◆ Task statement
From the listing below, pull out the lines that hold "name".

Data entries
+ + + + +

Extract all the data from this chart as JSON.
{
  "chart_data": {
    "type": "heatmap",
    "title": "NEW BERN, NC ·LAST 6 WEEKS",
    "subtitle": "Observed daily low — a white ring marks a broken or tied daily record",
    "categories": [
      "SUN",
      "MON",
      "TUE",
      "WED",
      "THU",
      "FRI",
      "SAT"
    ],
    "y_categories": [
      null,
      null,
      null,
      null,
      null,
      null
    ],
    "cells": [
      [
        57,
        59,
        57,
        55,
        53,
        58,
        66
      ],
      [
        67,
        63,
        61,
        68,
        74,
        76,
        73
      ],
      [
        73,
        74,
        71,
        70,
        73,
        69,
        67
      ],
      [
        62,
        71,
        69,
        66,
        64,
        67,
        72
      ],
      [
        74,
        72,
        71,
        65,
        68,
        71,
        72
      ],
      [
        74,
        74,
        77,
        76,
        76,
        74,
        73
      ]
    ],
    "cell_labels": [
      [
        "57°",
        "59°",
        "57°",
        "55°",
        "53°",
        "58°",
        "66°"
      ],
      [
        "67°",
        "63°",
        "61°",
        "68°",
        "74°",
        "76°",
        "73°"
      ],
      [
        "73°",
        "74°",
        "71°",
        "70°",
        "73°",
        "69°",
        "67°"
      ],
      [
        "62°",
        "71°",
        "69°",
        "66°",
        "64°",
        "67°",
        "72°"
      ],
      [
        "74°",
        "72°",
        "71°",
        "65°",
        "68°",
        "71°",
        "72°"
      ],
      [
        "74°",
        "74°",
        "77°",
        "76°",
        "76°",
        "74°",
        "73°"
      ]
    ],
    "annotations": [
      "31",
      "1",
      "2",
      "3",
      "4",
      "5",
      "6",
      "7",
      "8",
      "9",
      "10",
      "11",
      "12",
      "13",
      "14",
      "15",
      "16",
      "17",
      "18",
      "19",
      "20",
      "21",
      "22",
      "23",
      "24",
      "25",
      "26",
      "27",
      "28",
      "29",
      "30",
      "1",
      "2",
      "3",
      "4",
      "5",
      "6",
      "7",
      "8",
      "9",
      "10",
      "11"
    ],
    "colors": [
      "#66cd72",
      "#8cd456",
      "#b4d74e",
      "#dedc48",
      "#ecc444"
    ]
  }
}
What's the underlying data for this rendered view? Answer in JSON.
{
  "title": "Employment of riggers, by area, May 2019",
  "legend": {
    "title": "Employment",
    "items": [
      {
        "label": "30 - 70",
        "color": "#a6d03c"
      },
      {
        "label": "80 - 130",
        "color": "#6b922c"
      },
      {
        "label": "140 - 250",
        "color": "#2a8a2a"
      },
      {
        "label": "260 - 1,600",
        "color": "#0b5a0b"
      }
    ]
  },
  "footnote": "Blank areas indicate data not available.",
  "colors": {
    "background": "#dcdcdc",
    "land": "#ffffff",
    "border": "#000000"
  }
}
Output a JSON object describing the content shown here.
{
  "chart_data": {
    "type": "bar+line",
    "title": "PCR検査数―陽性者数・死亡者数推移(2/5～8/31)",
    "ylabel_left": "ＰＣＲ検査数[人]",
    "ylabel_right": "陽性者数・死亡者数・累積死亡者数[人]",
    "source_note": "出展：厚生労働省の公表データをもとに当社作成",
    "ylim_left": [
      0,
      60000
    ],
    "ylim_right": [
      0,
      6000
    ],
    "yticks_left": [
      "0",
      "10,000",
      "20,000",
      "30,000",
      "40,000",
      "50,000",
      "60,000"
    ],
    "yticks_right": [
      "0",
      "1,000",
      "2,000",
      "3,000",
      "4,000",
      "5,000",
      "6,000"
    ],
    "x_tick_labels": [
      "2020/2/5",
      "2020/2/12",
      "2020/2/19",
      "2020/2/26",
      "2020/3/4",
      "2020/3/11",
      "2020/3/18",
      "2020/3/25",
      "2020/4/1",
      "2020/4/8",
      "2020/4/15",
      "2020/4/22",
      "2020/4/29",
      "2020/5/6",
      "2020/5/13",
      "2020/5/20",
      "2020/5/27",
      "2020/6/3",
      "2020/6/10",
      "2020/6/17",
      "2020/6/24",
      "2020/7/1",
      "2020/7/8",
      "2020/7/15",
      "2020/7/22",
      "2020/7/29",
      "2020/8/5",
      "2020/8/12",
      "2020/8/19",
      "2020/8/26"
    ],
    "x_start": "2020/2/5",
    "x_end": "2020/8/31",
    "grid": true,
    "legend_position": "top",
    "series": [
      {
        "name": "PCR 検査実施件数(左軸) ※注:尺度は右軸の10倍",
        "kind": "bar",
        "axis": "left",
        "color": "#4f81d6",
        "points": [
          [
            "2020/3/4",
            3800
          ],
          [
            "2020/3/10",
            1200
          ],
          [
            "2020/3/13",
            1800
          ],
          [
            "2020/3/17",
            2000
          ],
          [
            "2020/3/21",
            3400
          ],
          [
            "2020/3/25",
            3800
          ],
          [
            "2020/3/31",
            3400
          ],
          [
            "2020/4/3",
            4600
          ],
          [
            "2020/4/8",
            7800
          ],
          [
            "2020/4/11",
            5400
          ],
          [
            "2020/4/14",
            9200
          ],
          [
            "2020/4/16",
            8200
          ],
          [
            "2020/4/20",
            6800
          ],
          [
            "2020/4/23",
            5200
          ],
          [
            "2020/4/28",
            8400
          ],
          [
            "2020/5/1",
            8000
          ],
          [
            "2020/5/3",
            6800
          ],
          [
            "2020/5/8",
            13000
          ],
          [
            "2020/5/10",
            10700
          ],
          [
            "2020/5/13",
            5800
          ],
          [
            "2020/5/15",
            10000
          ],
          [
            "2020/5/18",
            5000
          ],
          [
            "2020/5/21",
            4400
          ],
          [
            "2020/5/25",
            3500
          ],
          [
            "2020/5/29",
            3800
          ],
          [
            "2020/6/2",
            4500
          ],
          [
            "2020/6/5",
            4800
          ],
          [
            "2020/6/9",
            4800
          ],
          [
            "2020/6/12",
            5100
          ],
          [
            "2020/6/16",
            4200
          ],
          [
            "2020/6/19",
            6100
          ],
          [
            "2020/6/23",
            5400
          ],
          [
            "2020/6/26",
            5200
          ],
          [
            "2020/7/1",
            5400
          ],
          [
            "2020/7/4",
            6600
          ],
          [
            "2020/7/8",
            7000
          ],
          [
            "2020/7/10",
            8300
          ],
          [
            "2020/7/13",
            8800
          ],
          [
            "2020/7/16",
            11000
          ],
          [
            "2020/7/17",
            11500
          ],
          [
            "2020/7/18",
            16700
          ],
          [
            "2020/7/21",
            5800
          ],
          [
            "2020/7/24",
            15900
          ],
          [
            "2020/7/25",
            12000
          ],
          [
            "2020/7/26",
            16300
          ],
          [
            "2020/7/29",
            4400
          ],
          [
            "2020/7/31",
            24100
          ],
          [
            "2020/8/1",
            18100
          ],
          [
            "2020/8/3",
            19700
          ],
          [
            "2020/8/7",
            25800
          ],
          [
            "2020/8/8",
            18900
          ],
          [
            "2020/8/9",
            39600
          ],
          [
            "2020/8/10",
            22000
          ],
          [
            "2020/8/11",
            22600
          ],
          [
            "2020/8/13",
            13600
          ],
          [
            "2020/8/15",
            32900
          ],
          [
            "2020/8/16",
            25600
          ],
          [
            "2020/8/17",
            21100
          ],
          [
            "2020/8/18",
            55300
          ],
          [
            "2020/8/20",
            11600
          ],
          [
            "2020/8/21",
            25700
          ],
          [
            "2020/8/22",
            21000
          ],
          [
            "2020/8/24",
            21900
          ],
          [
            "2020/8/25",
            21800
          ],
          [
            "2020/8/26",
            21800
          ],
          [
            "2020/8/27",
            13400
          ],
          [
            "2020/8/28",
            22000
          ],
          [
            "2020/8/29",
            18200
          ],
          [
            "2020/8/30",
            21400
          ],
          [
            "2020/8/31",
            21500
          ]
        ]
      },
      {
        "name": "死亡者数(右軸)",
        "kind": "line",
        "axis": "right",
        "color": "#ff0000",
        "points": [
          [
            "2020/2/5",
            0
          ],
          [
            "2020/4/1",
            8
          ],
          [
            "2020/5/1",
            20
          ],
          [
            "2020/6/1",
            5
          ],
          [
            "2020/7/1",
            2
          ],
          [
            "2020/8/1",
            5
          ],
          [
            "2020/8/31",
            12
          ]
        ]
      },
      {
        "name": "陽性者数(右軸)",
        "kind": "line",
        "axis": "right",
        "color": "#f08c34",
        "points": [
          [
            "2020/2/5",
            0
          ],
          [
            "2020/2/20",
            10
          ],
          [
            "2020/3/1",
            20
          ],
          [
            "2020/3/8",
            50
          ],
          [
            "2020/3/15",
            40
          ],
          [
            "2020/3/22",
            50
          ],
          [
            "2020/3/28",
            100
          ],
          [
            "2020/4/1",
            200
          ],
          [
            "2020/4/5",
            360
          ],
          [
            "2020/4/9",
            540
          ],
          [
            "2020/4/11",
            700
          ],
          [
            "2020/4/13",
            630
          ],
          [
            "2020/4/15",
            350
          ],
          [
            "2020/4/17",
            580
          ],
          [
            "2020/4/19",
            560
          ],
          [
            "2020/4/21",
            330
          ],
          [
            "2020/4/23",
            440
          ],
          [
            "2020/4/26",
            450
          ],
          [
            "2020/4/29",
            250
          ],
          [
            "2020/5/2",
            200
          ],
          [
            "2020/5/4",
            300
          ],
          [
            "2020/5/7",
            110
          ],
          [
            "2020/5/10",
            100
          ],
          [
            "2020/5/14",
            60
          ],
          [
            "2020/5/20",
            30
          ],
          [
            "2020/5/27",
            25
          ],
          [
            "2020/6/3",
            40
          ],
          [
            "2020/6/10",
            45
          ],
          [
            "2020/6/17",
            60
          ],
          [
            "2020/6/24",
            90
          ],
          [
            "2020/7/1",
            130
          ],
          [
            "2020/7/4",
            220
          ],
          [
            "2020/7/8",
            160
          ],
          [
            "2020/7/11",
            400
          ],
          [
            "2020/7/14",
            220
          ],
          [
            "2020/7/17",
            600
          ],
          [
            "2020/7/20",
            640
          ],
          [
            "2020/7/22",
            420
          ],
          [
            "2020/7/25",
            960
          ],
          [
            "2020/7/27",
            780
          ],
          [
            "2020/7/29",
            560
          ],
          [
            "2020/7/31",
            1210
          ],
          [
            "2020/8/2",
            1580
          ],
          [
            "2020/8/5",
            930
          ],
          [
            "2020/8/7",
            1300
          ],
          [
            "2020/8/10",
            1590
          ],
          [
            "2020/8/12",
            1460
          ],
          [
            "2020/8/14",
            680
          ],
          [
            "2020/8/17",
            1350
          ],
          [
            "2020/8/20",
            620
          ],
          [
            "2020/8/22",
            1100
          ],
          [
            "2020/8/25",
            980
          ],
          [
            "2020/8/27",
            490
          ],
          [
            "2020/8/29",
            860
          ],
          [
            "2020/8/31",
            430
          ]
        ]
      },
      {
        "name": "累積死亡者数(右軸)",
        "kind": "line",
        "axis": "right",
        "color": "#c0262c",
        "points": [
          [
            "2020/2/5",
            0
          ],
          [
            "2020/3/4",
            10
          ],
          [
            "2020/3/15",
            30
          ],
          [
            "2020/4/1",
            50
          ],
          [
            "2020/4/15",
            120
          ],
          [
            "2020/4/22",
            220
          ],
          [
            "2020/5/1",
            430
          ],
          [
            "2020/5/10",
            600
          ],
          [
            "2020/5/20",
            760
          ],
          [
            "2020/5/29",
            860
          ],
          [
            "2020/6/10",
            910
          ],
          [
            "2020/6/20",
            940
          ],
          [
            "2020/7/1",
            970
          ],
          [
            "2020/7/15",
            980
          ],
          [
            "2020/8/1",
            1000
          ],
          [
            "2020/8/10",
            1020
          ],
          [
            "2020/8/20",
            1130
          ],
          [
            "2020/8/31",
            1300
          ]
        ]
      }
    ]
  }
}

+ + + + +

◆ Answer for this exercise
        "name": "PCR 検査実施件数(左軸) ※注:尺度は右軸の10倍",
        "name": "死亡者数(右軸)",
        "name": "陽性者数(右軸)",
        "name": "累積死亡者数(右軸)",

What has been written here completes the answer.